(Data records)
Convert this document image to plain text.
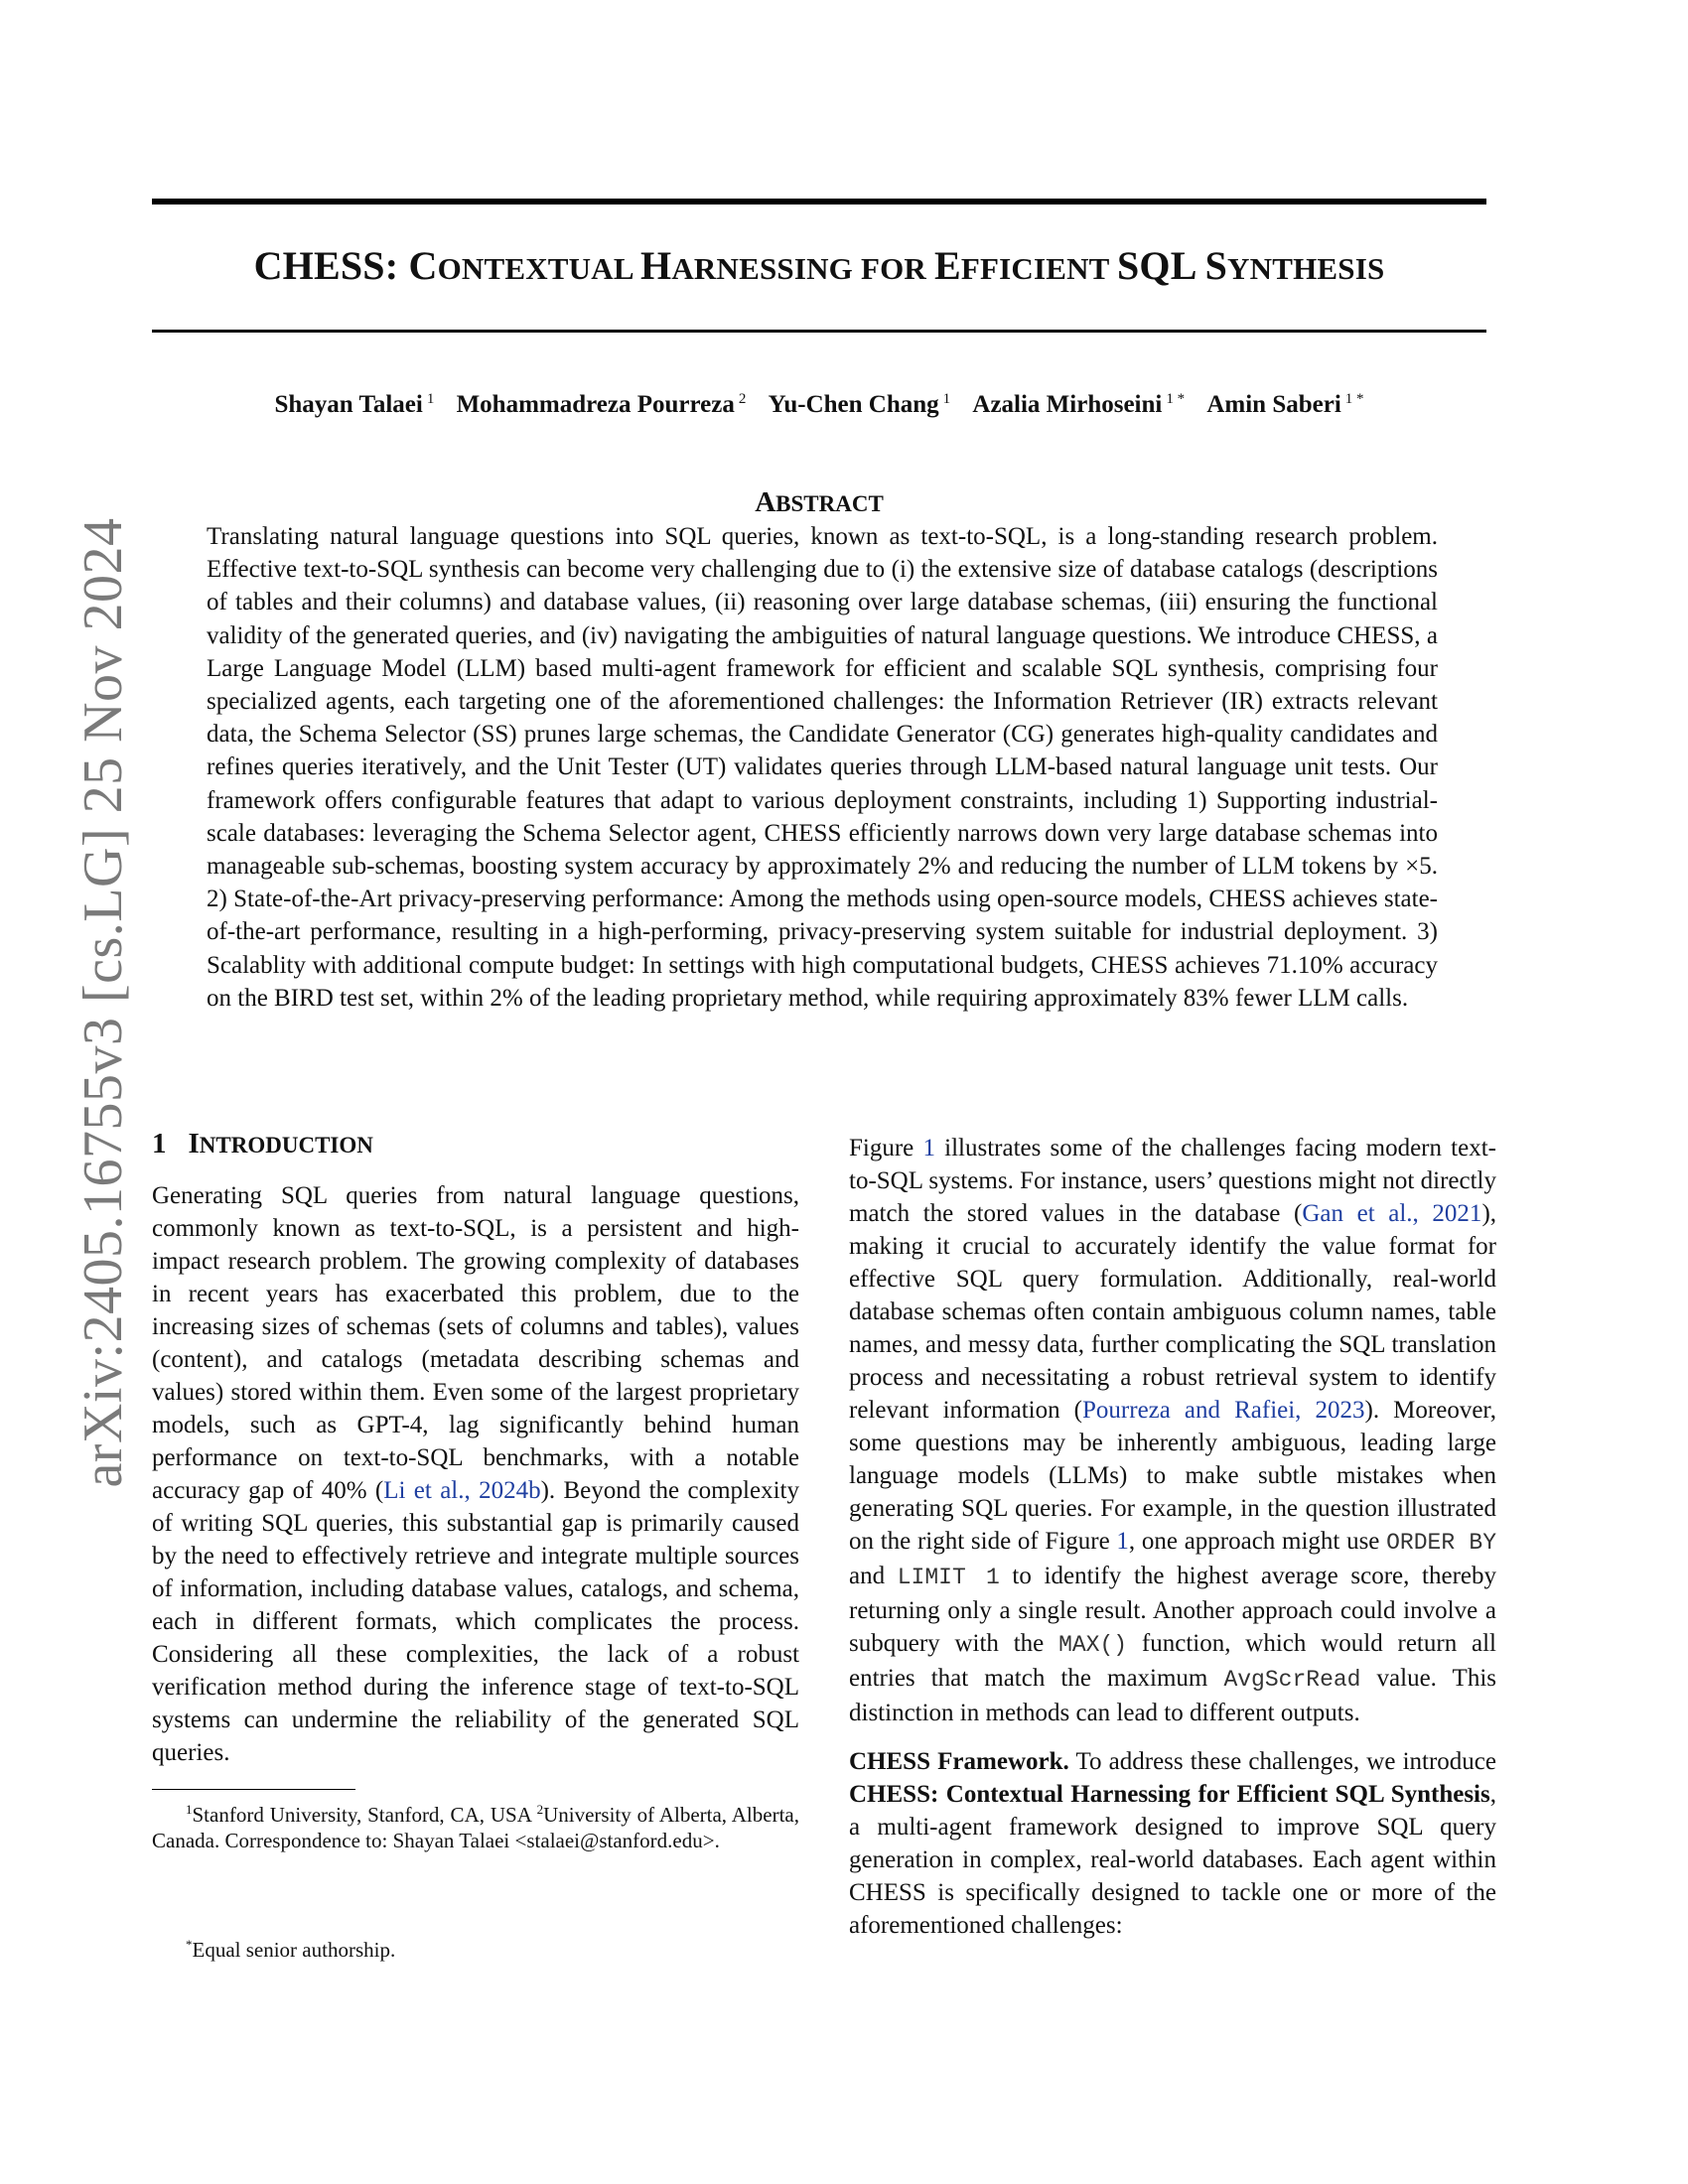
arXiv:2405.16755v3 [cs.LG] 25 Nov 2024
CHESS: CONTEXTUAL HARNESSING FOR EFFICIENT SQL SYNTHESIS
Shayan Talaei $^1$ Mohammadreza Pourreza $^2$ Yu-Chen Chang $^1$ Azalia Mirhoseini $^{1 *}$ Amin Saberi $^{1 *}$
ABSTRACT
Translating natural language questions into SQL queries, known as text-to-SQL, is a long-standing research problem. Effective text-to-SQL synthesis can become very challenging due to (i) the extensive size of database catalogs (descriptions of tables and their columns) and database values, (ii) reasoning over large database schemas, (iii) ensuring the functional validity of the generated queries, and (iv) navigating the ambiguities of natural language questions. We introduce CHESS, a Large Language Model (LLM) based multi-agent framework for efficient and scalable SQL synthesis, comprising four specialized agents, each targeting one of the aforementioned challenges: the Information Retriever (IR) extracts relevant data, the Schema Selector (SS) prunes large schemas, the Candidate Generator (CG) generates high-quality candidates and refines queries iteratively, and the Unit Tester (UT) validates queries through LLM-based natural language unit tests. Our framework offers configurable features that adapt to various deployment constraints, including 1) Supporting industrial-scale databases: leveraging the Schema Selector agent, CHESS efficiently narrows down very large database schemas into manageable sub-schemas, boosting system accuracy by approximately 2% and reducing the number of LLM tokens by ×5. 2) State-of-the-Art privacy-preserving performance: Among the methods using open-source models, CHESS achieves state-of-the-art performance, resulting in a high-performing, privacy-preserving system suitable for industrial deployment. 3) Scalablity with additional compute budget: In settings with high computational budgets, CHESS achieves 71.10% accuracy on the BIRD test set, within 2% of the leading proprietary method, while requiring approximately 83% fewer LLM calls.
1 INTRODUCTION

Generating SQL queries from natural language questions, commonly known as text-to-SQL, is a persistent and high-impact research problem. The growing complexity of databases in recent years has exacerbated this problem, due to the increasing sizes of schemas (sets of columns and tables), values (content), and catalogs (metadata describing schemas and values) stored within them. Even some of the largest proprietary models, such as GPT-4, lag significantly behind human performance on text-to-SQL benchmarks, with a notable accuracy gap of 40% (Li et al., 2024b). Beyond the complexity of writing SQL queries, this substantial gap is primarily caused by the need to effectively retrieve and integrate multiple sources of information, including database values, catalogs, and schema, each in different formats, which complicates the process. Considering all these complexities, the lack of a robust verification method during the inference stage of text-to-SQL systems can undermine the reliability of the generated SQL queries.

Figure 1 illustrates some of the challenges facing modern text-to-SQL systems. For instance, users’ questions might not directly match the stored values in the database (Gan et al., 2021), making it crucial to accurately identify the value format for effective SQL query formulation. Additionally, real-world database schemas often contain ambiguous column names, table names, and messy data, further complicating the SQL translation process and necessitating a robust retrieval system to identify relevant information (Pourreza and Rafiei, 2023). Moreover, some questions may be inherently ambiguous, leading large language models (LLMs) to make subtle mistakes when generating SQL queries. For example, in the question illustrated on the right side of Figure 1, one approach might use ORDER BY and LIMIT 1 to identify the highest average score, thereby returning only a single result. Another approach could involve a subquery with the MAX() function, which would return all entries that match the maximum AvgScrRead value. This distinction in methods can lead to different outputs.

CHESS Framework. To address these challenges, we introduce CHESS: Contextual Harnessing for Efficient SQL Synthesis, a multi-agent framework designed to improve SQL query generation in complex, real-world databases. Each agent within CHESS is specifically designed to tackle one or more of the aforementioned challenges:

$^1$Stanford University, Stanford, CA, USA $^2$University of Alberta, Alberta, Canada. Correspondence to: Shayan Talaei <stalaei@stanford.edu>.
*Equal senior authorship.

## WRITTEN EXERCISE
All the records need to be repeated exactly, with the images dropped.

## EXERCISE RESULT
Convert this document image to plain text.
arXiv:2405.16755v3 [cs.LG] 25 Nov 2024
CHESS: CONTEXTUAL HARNESSING FOR EFFICIENT SQL SYNTHESIS
Shayan Talaei $^1$ Mohammadreza Pourreza $^2$ Yu-Chen Chang $^1$ Azalia Mirhoseini $^{1 *}$ Amin Saberi $^{1 *}$
ABSTRACT
Translating natural language questions into SQL queries, known as text-to-SQL, is a long-standing research problem. Effective text-to-SQL synthesis can become very challenging due to (i) the extensive size of database catalogs (descriptions of tables and their columns) and database values, (ii) reasoning over large database schemas, (iii) ensuring the functional validity of the generated queries, and (iv) navigating the ambiguities of natural language questions. We introduce CHESS, a Large Language Model (LLM) based multi-agent framework for efficient and scalable SQL synthesis, comprising four specialized agents, each targeting one of the aforementioned challenges: the Information Retriever (IR) extracts relevant data, the Schema Selector (SS) prunes large schemas, the Candidate Generator (CG) generates high-quality candidates and refines queries iteratively, and the Unit Tester (UT) validates queries through LLM-based natural language unit tests. Our framework offers configurable features that adapt to various deployment constraints, including 1) Supporting industrial-scale databases: leveraging the Schema Selector agent, CHESS efficiently narrows down very large database schemas into manageable sub-schemas, boosting system accuracy by approximately 2% and reducing the number of LLM tokens by ×5. 2) State-of-the-Art privacy-preserving performance: Among the methods using open-source models, CHESS achieves state-of-the-art performance, resulting in a high-performing, privacy-preserving system suitable for industrial deployment. 3) Scalablity with additional compute budget: In settings with high computational budgets, CHESS achieves 71.10% accuracy on the BIRD test set, within 2% of the leading proprietary method, while requiring approximately 83% fewer LLM calls.
1 INTRODUCTION

Generating SQL queries from natural language questions, commonly known as text-to-SQL, is a persistent and high-impact research problem. The growing complexity of databases in recent years has exacerbated this problem, due to the increasing sizes of schemas (sets of columns and tables), values (content), and catalogs (metadata describing schemas and values) stored within them. Even some of the largest proprietary models, such as GPT-4, lag significantly behind human performance on text-to-SQL benchmarks, with a notable accuracy gap of 40% (Li et al., 2024b). Beyond the complexity of writing SQL queries, this substantial gap is primarily caused by the need to effectively retrieve and integrate multiple sources of information, including database values, catalogs, and schema, each in different formats, which complicates the process. Considering all these complexities, the lack of a robust verification method during the inference stage of text-to-SQL systems can undermine the reliability of the generated SQL queries.

Figure 1 illustrates some of the challenges facing modern text-to-SQL systems. For instance, users’ questions might not directly match the stored values in the database (Gan et al., 2021), making it crucial to accurately identify the value format for effective SQL query formulation. Additionally, real-world database schemas often contain ambiguous column names, table names, and messy data, further complicating the SQL translation process and necessitating a robust retrieval system to identify relevant information (Pourreza and Rafiei, 2023). Moreover, some questions may be inherently ambiguous, leading large language models (LLMs) to make subtle mistakes when generating SQL queries. For example, in the question illustrated on the right side of Figure 1, one approach might use ORDER BY and LIMIT 1 to identify the highest average score, thereby returning only a single result. Another approach could involve a subquery with the MAX() function, which would return all entries that match the maximum AvgScrRead value. This distinction in methods can lead to different outputs.

CHESS Framework. To address these challenges, we introduce CHESS: Contextual Harnessing for Efficient SQL Synthesis, a multi-agent framework designed to improve SQL query generation in complex, real-world databases. Each agent within CHESS is specifically designed to tackle one or more of the aforementioned challenges:

$^1$Stanford University, Stanford, CA, USA $^2$University of Alberta, Alberta, Canada. Correspondence to: Shayan Talaei <stalaei@stanford.edu>.
*Equal senior authorship.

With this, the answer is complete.